Stored entries
════════════════

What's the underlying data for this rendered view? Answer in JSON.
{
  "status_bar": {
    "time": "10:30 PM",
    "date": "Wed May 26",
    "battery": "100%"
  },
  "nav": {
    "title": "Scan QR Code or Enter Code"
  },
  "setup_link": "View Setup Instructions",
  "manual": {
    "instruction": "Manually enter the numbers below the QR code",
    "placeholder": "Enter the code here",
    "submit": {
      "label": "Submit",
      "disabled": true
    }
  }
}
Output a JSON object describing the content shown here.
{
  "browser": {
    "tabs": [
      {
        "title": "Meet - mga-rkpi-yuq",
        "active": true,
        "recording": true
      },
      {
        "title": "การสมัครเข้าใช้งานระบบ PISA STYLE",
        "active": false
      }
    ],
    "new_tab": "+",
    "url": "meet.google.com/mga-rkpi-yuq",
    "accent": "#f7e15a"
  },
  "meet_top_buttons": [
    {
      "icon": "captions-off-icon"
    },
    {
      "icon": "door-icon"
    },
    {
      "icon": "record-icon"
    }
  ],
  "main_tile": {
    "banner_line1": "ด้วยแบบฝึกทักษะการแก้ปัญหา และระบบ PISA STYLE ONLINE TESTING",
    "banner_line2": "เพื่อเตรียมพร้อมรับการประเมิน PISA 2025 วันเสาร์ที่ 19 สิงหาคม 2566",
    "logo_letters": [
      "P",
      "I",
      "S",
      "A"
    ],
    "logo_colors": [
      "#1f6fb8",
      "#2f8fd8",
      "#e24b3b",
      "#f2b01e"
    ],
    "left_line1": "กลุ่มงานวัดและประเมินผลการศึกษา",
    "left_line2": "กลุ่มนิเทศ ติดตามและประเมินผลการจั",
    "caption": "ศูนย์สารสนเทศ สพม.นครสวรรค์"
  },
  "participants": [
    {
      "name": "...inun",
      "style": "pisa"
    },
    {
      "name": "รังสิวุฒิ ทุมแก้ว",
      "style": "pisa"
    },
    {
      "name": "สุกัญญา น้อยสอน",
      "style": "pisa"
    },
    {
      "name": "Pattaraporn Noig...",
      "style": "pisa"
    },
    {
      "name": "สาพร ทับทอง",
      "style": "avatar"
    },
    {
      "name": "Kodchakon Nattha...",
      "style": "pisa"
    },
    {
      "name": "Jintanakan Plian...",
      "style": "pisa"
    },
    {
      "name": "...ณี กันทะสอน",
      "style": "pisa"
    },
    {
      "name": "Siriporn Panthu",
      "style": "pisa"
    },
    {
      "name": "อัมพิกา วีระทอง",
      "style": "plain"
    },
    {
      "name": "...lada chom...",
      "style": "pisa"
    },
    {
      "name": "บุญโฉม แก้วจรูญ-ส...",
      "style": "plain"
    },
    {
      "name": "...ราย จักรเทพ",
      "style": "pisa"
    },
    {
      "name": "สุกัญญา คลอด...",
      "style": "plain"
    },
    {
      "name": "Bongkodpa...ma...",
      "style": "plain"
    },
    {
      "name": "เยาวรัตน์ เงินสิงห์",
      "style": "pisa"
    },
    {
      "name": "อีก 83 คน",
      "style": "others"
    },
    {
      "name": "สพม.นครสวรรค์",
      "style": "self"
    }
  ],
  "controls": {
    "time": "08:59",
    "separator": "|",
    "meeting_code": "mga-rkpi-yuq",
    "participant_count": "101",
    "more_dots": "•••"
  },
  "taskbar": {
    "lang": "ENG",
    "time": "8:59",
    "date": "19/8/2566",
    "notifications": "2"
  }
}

════════════════

Copy out all of the records above with nothing altered.

EXPECTED OUTPUT -
What's the underlying data for this rendered view? Answer in JSON.
{
  "status_bar": {
    "time": "10:30 PM",
    "date": "Wed May 26",
    "battery": "100%"
  },
  "nav": {
    "title": "Scan QR Code or Enter Code"
  },
  "setup_link": "View Setup Instructions",
  "manual": {
    "instruction": "Manually enter the numbers below the QR code",
    "placeholder": "Enter the code here",
    "submit": {
      "label": "Submit",
      "disabled": true
    }
  }
}
Output a JSON object describing the content shown here.
{
  "browser": {
    "tabs": [
      {
        "title": "Meet - mga-rkpi-yuq",
        "active": true,
        "recording": true
      },
      {
        "title": "การสมัครเข้าใช้งานระบบ PISA STYLE",
        "active": false
      }
    ],
    "new_tab": "+",
    "url": "meet.google.com/mga-rkpi-yuq",
    "accent": "#f7e15a"
  },
  "meet_top_buttons": [
    {
      "icon": "captions-off-icon"
    },
    {
      "icon": "door-icon"
    },
    {
      "icon": "record-icon"
    }
  ],
  "main_tile": {
    "banner_line1": "ด้วยแบบฝึกทักษะการแก้ปัญหา และระบบ PISA STYLE ONLINE TESTING",
    "banner_line2": "เพื่อเตรียมพร้อมรับการประเมิน PISA 2025 วันเสาร์ที่ 19 สิงหาคม 2566",
    "logo_letters": [
      "P",
      "I",
      "S",
      "A"
    ],
    "logo_colors": [
      "#1f6fb8",
      "#2f8fd8",
      "#e24b3b",
      "#f2b01e"
    ],
    "left_line1": "กลุ่มงานวัดและประเมินผลการศึกษา",
    "left_line2": "กลุ่มนิเทศ ติดตามและประเมินผลการจั",
    "caption": "ศูนย์สารสนเทศ สพม.นครสวรรค์"
  },
  "participants": [
    {
      "name": "...inun",
      "style": "pisa"
    },
    {
      "name": "รังสิวุฒิ ทุมแก้ว",
      "style": "pisa"
    },
    {
      "name": "สุกัญญา น้อยสอน",
      "style": "pisa"
    },
    {
      "name": "Pattaraporn Noig...",
      "style": "pisa"
    },
    {
      "name": "สาพร ทับทอง",
      "style": "avatar"
    },
    {
      "name": "Kodchakon Nattha...",
      "style": "pisa"
    },
    {
      "name": "Jintanakan Plian...",
      "style": "pisa"
    },
    {
      "name": "...ณี กันทะสอน",
      "style": "pisa"
    },
    {
      "name": "Siriporn Panthu",
      "style": "pisa"
    },
    {
      "name": "อัมพิกา วีระทอง",
      "style": "plain"
    },
    {
      "name": "...lada chom...",
      "style": "pisa"
    },
    {
      "name": "บุญโฉม แก้วจรูญ-ส...",
      "style": "plain"
    },
    {
      "name": "...ราย จักรเทพ",
      "style": "pisa"
    },
    {
      "name": "สุกัญญา คลอด...",
      "style": "plain"
    },
    {
      "name": "Bongkodpa...ma...",
      "style": "plain"
    },
    {
      "name": "เยาวรัตน์ เงินสิงห์",
      "style": "pisa"
    },
    {
      "name": "อีก 83 คน",
      "style": "others"
    },
    {
      "name": "สพม.นครสวรรค์",
      "style": "self"
    }
  ],
  "controls": {
    "time": "08:59",
    "separator": "|",
    "meeting_code": "mga-rkpi-yuq",
    "participant_count": "101",
    "more_dots": "•••"
  },
  "taskbar": {
    "lang": "ENG",
    "time": "8:59",
    "date": "19/8/2566",
    "notifications": "2"
  }
}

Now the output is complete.